**What is asked:** Print the listing in its entirety and exactly, leaving out images.

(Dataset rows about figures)
══════════

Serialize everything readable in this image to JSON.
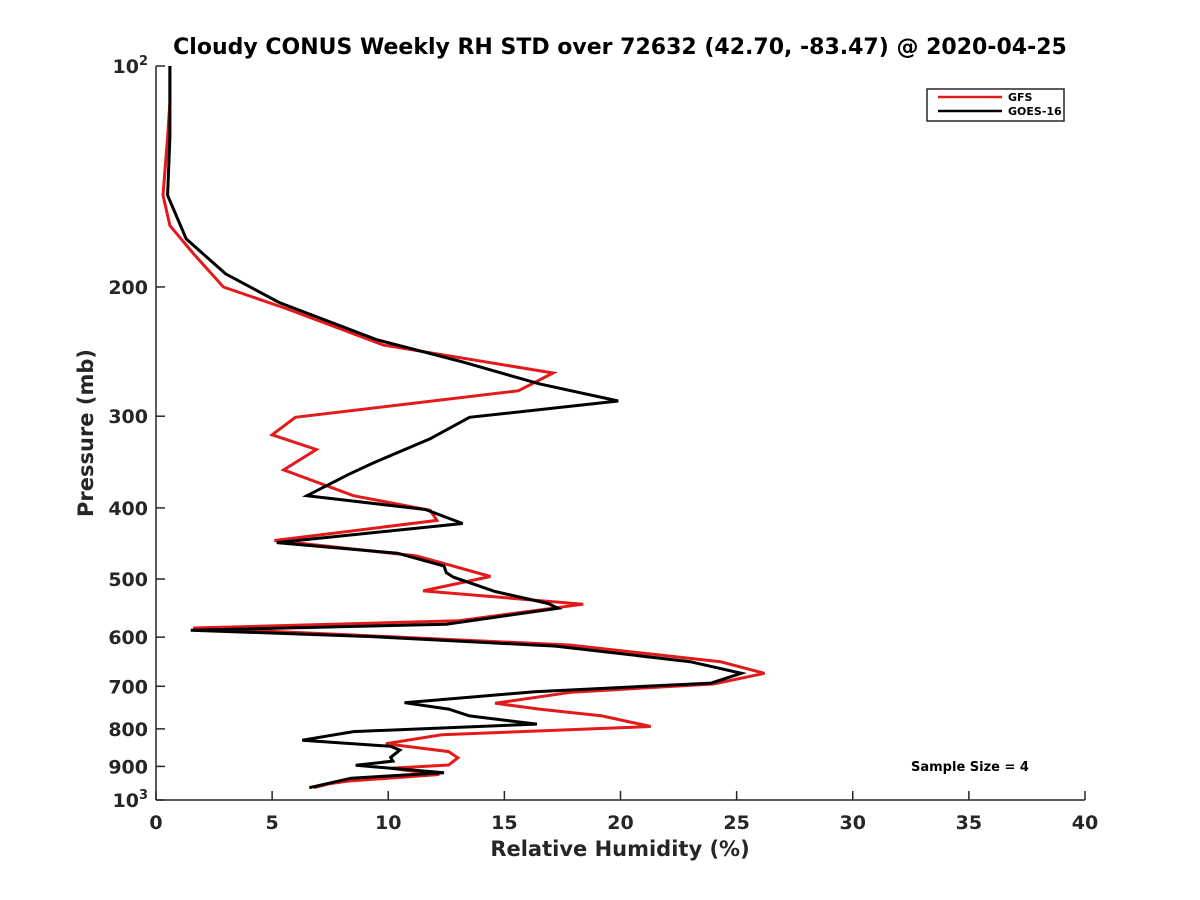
{
  "chart_data": {
    "type": "line",
    "title": "Cloudy CONUS Weekly RH STD over 72632 (42.70, -83.47) @ 2020-04-25",
    "xlabel": "Relative Humidity (%)",
    "ylabel": "Pressure (mb)",
    "xlim": [
      0,
      40
    ],
    "ylim": [
      100,
      1000
    ],
    "y_scale": "log",
    "y_reversed": true,
    "grid": false,
    "legend_position": "top-right",
    "x_ticks": [
      {
        "value": 0,
        "label": "0"
      },
      {
        "value": 5,
        "label": "5"
      },
      {
        "value": 10,
        "label": "10"
      },
      {
        "value": 15,
        "label": "15"
      },
      {
        "value": 20,
        "label": "20"
      },
      {
        "value": 25,
        "label": "25"
      },
      {
        "value": 30,
        "label": "30"
      },
      {
        "value": 35,
        "label": "35"
      },
      {
        "value": 40,
        "label": "40"
      }
    ],
    "y_ticks": [
      {
        "value": 100,
        "base": "10",
        "exp": "2"
      },
      {
        "value": 200,
        "label": "200"
      },
      {
        "value": 300,
        "label": "300"
      },
      {
        "value": 400,
        "label": "400"
      },
      {
        "value": 500,
        "label": "500"
      },
      {
        "value": 600,
        "label": "600"
      },
      {
        "value": 700,
        "label": "700"
      },
      {
        "value": 800,
        "label": "800"
      },
      {
        "value": 900,
        "label": "900"
      },
      {
        "value": 1000,
        "base": "10",
        "exp": "3"
      }
    ],
    "series": [
      {
        "name": "GFS",
        "color": "#e31a1c",
        "points": [
          [
            0.6,
            100
          ],
          [
            0.6,
            112
          ],
          [
            0.5,
            125
          ],
          [
            0.3,
            150
          ],
          [
            0.6,
            165
          ],
          [
            1.6,
            180
          ],
          [
            2.9,
            200
          ],
          [
            5.6,
            214
          ],
          [
            9.8,
            240
          ],
          [
            17.1,
            262
          ],
          [
            15.6,
            277
          ],
          [
            6.0,
            301
          ],
          [
            5.0,
            318
          ],
          [
            6.9,
            333
          ],
          [
            5.5,
            355
          ],
          [
            8.5,
            385
          ],
          [
            11.8,
            403
          ],
          [
            12.1,
            416
          ],
          [
            5.1,
            443
          ],
          [
            11.2,
            465
          ],
          [
            12.7,
            479
          ],
          [
            14.4,
            496
          ],
          [
            11.5,
            519
          ],
          [
            18.4,
            541
          ],
          [
            13.0,
            570
          ],
          [
            1.6,
            583
          ],
          [
            8.0,
            595
          ],
          [
            17.8,
            615
          ],
          [
            24.3,
            648
          ],
          [
            26.2,
            672
          ],
          [
            24.0,
            695
          ],
          [
            17.9,
            713
          ],
          [
            14.6,
            738
          ],
          [
            16.5,
            752
          ],
          [
            19.2,
            768
          ],
          [
            21.3,
            794
          ],
          [
            12.3,
            815
          ],
          [
            9.9,
            838
          ],
          [
            12.6,
            859
          ],
          [
            13.0,
            876
          ],
          [
            12.6,
            896
          ],
          [
            10.1,
            905
          ],
          [
            12.2,
            923
          ],
          [
            8.3,
            942
          ],
          [
            7.5,
            950
          ],
          [
            6.8,
            962
          ]
        ]
      },
      {
        "name": "GOES-16",
        "color": "#000000",
        "points": [
          [
            0.6,
            100
          ],
          [
            0.6,
            112
          ],
          [
            0.6,
            125
          ],
          [
            0.5,
            150
          ],
          [
            1.3,
            172
          ],
          [
            3.0,
            192
          ],
          [
            5.3,
            210
          ],
          [
            9.5,
            236
          ],
          [
            13.2,
            253
          ],
          [
            16.5,
            271
          ],
          [
            19.9,
            286
          ],
          [
            13.5,
            301
          ],
          [
            11.8,
            322
          ],
          [
            9.3,
            348
          ],
          [
            8.3,
            360
          ],
          [
            6.5,
            385
          ],
          [
            11.6,
            402
          ],
          [
            13.2,
            420
          ],
          [
            5.2,
            446
          ],
          [
            10.4,
            461
          ],
          [
            12.4,
            480
          ],
          [
            12.5,
            490
          ],
          [
            12.8,
            497
          ],
          [
            14.6,
            520
          ],
          [
            16.9,
            540
          ],
          [
            17.3,
            548
          ],
          [
            12.5,
            576
          ],
          [
            1.5,
            587
          ],
          [
            9.3,
            599
          ],
          [
            17.2,
            617
          ],
          [
            23.0,
            648
          ],
          [
            25.2,
            672
          ],
          [
            23.9,
            693
          ],
          [
            16.3,
            712
          ],
          [
            10.7,
            737
          ],
          [
            12.6,
            752
          ],
          [
            13.5,
            768
          ],
          [
            16.4,
            788
          ],
          [
            8.5,
            807
          ],
          [
            6.3,
            829
          ],
          [
            10.1,
            845
          ],
          [
            10.5,
            855
          ],
          [
            10.1,
            875
          ],
          [
            10.2,
            885
          ],
          [
            8.6,
            897
          ],
          [
            12.4,
            918
          ],
          [
            8.4,
            934
          ],
          [
            6.6,
            962
          ]
        ]
      }
    ],
    "annotation": "Sample Size = 4"
  }
}
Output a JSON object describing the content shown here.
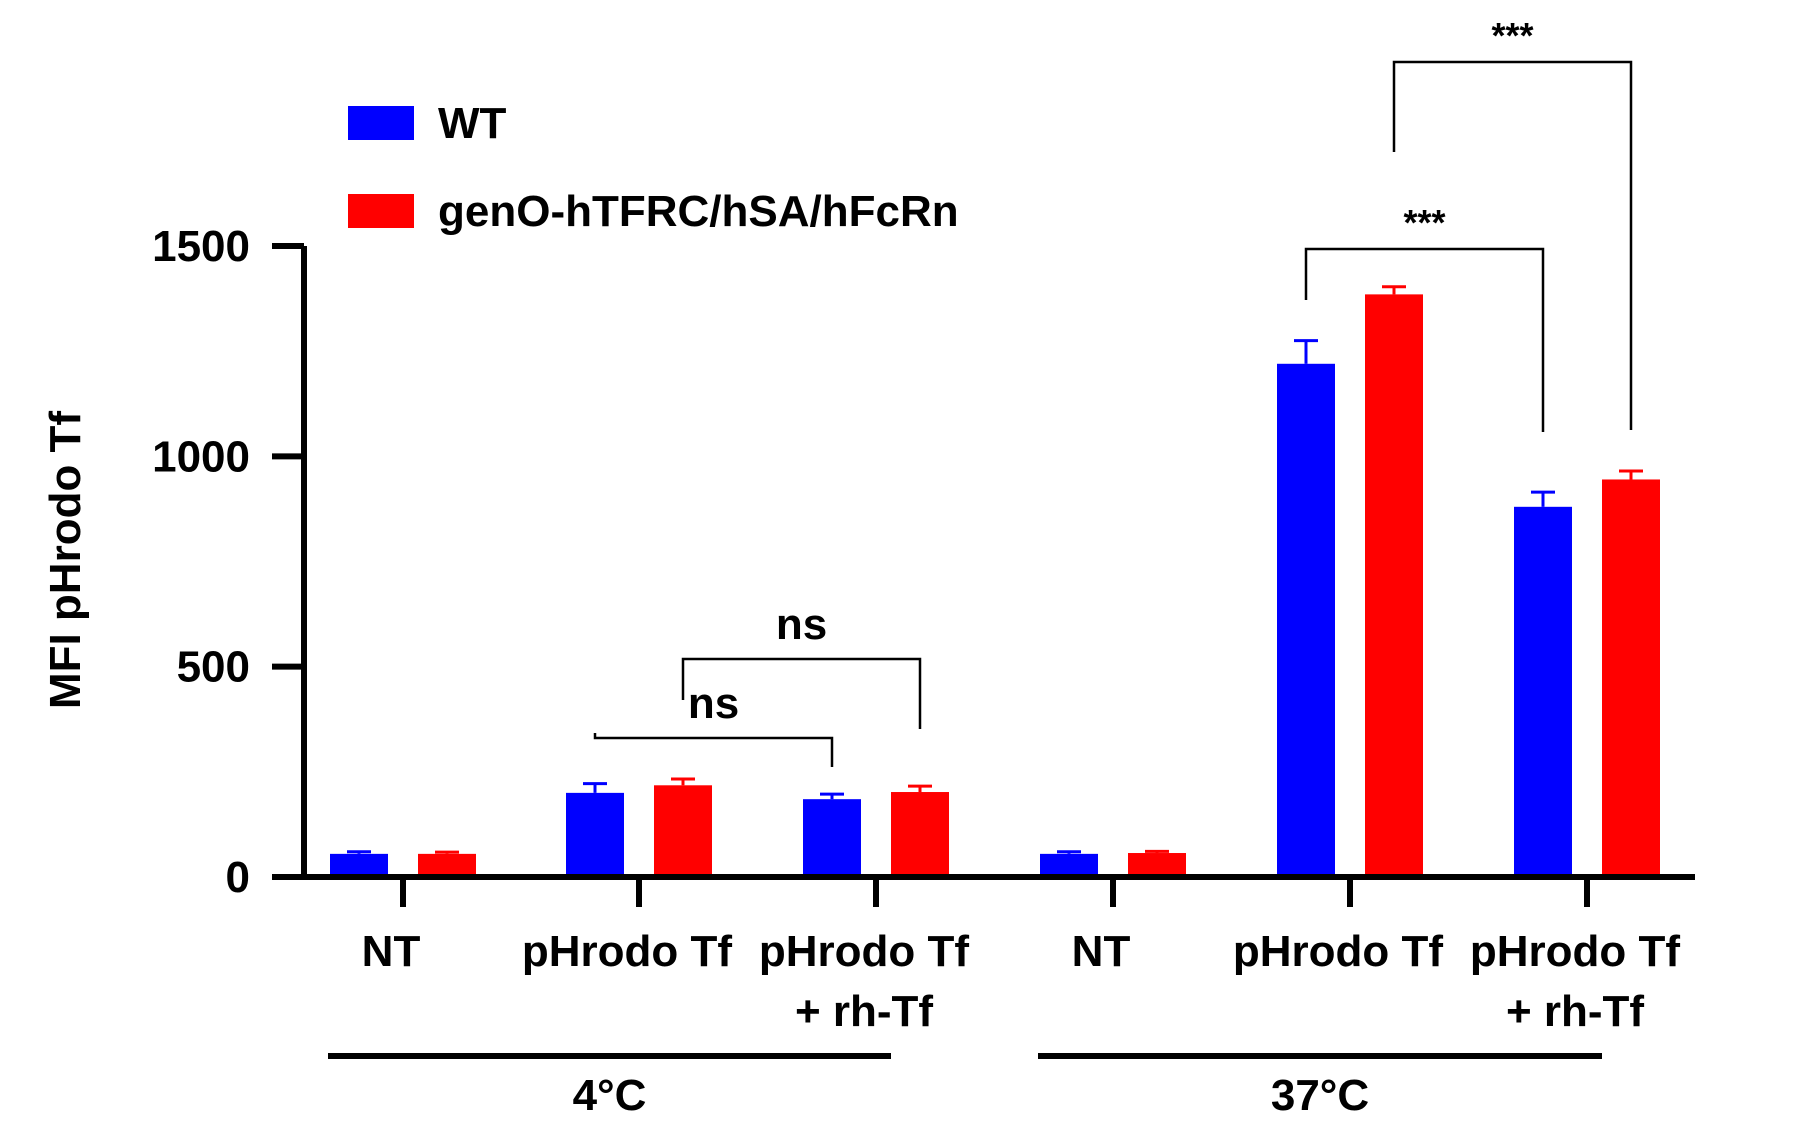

══════════

**Result below:**
Serialize everything readable in this image to JSON.
{
  "chart_data": {
    "type": "line",
    "title": "Cloudy CONUS Weekly RH STD over 72632 (42.70, -83.47) @ 2020-04-25",
    "xlabel": "Relative Humidity (%)",
    "ylabel": "Pressure (mb)",
    "xlim": [
      0,
      40
    ],
    "ylim": [
      100,
      1000
    ],
    "y_scale": "log",
    "y_reversed": true,
    "grid": false,
    "legend_position": "top-right",
    "x_ticks": [
      {
        "value": 0,
        "label": "0"
      },
      {
        "value": 5,
        "label": "5"
      },
      {
        "value": 10,
        "label": "10"
      },
      {
        "value": 15,
        "label": "15"
      },
      {
        "value": 20,
        "label": "20"
      },
      {
        "value": 25,
        "label": "25"
      },
      {
        "value": 30,
        "label": "30"
      },
      {
        "value": 35,
        "label": "35"
      },
      {
        "value": 40,
        "label": "40"
      }
    ],
    "y_ticks": [
      {
        "value": 100,
        "base": "10",
        "exp": "2"
      },
      {
        "value": 200,
        "label": "200"
      },
      {
        "value": 300,
        "label": "300"
      },
      {
        "value": 400,
        "label": "400"
      },
      {
        "value": 500,
        "label": "500"
      },
      {
        "value": 600,
        "label": "600"
      },
      {
        "value": 700,
        "label": "700"
      },
      {
        "value": 800,
        "label": "800"
      },
      {
        "value": 900,
        "label": "900"
      },
      {
        "value": 1000,
        "base": "10",
        "exp": "3"
      }
    ],
    "series": [
      {
        "name": "GFS",
        "color": "#e31a1c",
        "points": [
          [
            0.6,
            100
          ],
          [
            0.6,
            112
          ],
          [
            0.5,
            125
          ],
          [
            0.3,
            150
          ],
          [
            0.6,
            165
          ],
          [
            1.6,
            180
          ],
          [
            2.9,
            200
          ],
          [
            5.6,
            214
          ],
          [
            9.8,
            240
          ],
          [
            17.1,
            262
          ],
          [
            15.6,
            277
          ],
          [
            6.0,
            301
          ],
          [
            5.0,
            318
          ],
          [
            6.9,
            333
          ],
          [
            5.5,
            355
          ],
          [
            8.5,
            385
          ],
          [
            11.8,
            403
          ],
          [
            12.1,
            416
          ],
          [
            5.1,
            443
          ],
          [
            11.2,
            465
          ],
          [
            12.7,
            479
          ],
          [
            14.4,
            496
          ],
          [
            11.5,
            519
          ],
          [
            18.4,
            541
          ],
          [
            13.0,
            570
          ],
          [
            1.6,
            583
          ],
          [
            8.0,
            595
          ],
          [
            17.8,
            615
          ],
          [
            24.3,
            648
          ],
          [
            26.2,
            672
          ],
          [
            24.0,
            695
          ],
          [
            17.9,
            713
          ],
          [
            14.6,
            738
          ],
          [
            16.5,
            752
          ],
          [
            19.2,
            768
          ],
          [
            21.3,
            794
          ],
          [
            12.3,
            815
          ],
          [
            9.9,
            838
          ],
          [
            12.6,
            859
          ],
          [
            13.0,
            876
          ],
          [
            12.6,
            896
          ],
          [
            10.1,
            905
          ],
          [
            12.2,
            923
          ],
          [
            8.3,
            942
          ],
          [
            7.5,
            950
          ],
          [
            6.8,
            962
          ]
        ]
      },
      {
        "name": "GOES-16",
        "color": "#000000",
        "points": [
          [
            0.6,
            100
          ],
          [
            0.6,
            112
          ],
          [
            0.6,
            125
          ],
          [
            0.5,
            150
          ],
          [
            1.3,
            172
          ],
          [
            3.0,
            192
          ],
          [
            5.3,
            210
          ],
          [
            9.5,
            236
          ],
          [
            13.2,
            253
          ],
          [
            16.5,
            271
          ],
          [
            19.9,
            286
          ],
          [
            13.5,
            301
          ],
          [
            11.8,
            322
          ],
          [
            9.3,
            348
          ],
          [
            8.3,
            360
          ],
          [
            6.5,
            385
          ],
          [
            11.6,
            402
          ],
          [
            13.2,
            420
          ],
          [
            5.2,
            446
          ],
          [
            10.4,
            461
          ],
          [
            12.4,
            480
          ],
          [
            12.5,
            490
          ],
          [
            12.8,
            497
          ],
          [
            14.6,
            520
          ],
          [
            16.9,
            540
          ],
          [
            17.3,
            548
          ],
          [
            12.5,
            576
          ],
          [
            1.5,
            587
          ],
          [
            9.3,
            599
          ],
          [
            17.2,
            617
          ],
          [
            23.0,
            648
          ],
          [
            25.2,
            672
          ],
          [
            23.9,
            693
          ],
          [
            16.3,
            712
          ],
          [
            10.7,
            737
          ],
          [
            12.6,
            752
          ],
          [
            13.5,
            768
          ],
          [
            16.4,
            788
          ],
          [
            8.5,
            807
          ],
          [
            6.3,
            829
          ],
          [
            10.1,
            845
          ],
          [
            10.5,
            855
          ],
          [
            10.1,
            875
          ],
          [
            10.2,
            885
          ],
          [
            8.6,
            897
          ],
          [
            12.4,
            918
          ],
          [
            8.4,
            934
          ],
          [
            6.6,
            962
          ]
        ]
      }
    ],
    "annotation": "Sample Size = 4"
  }
}
Output a JSON object describing the content shown here.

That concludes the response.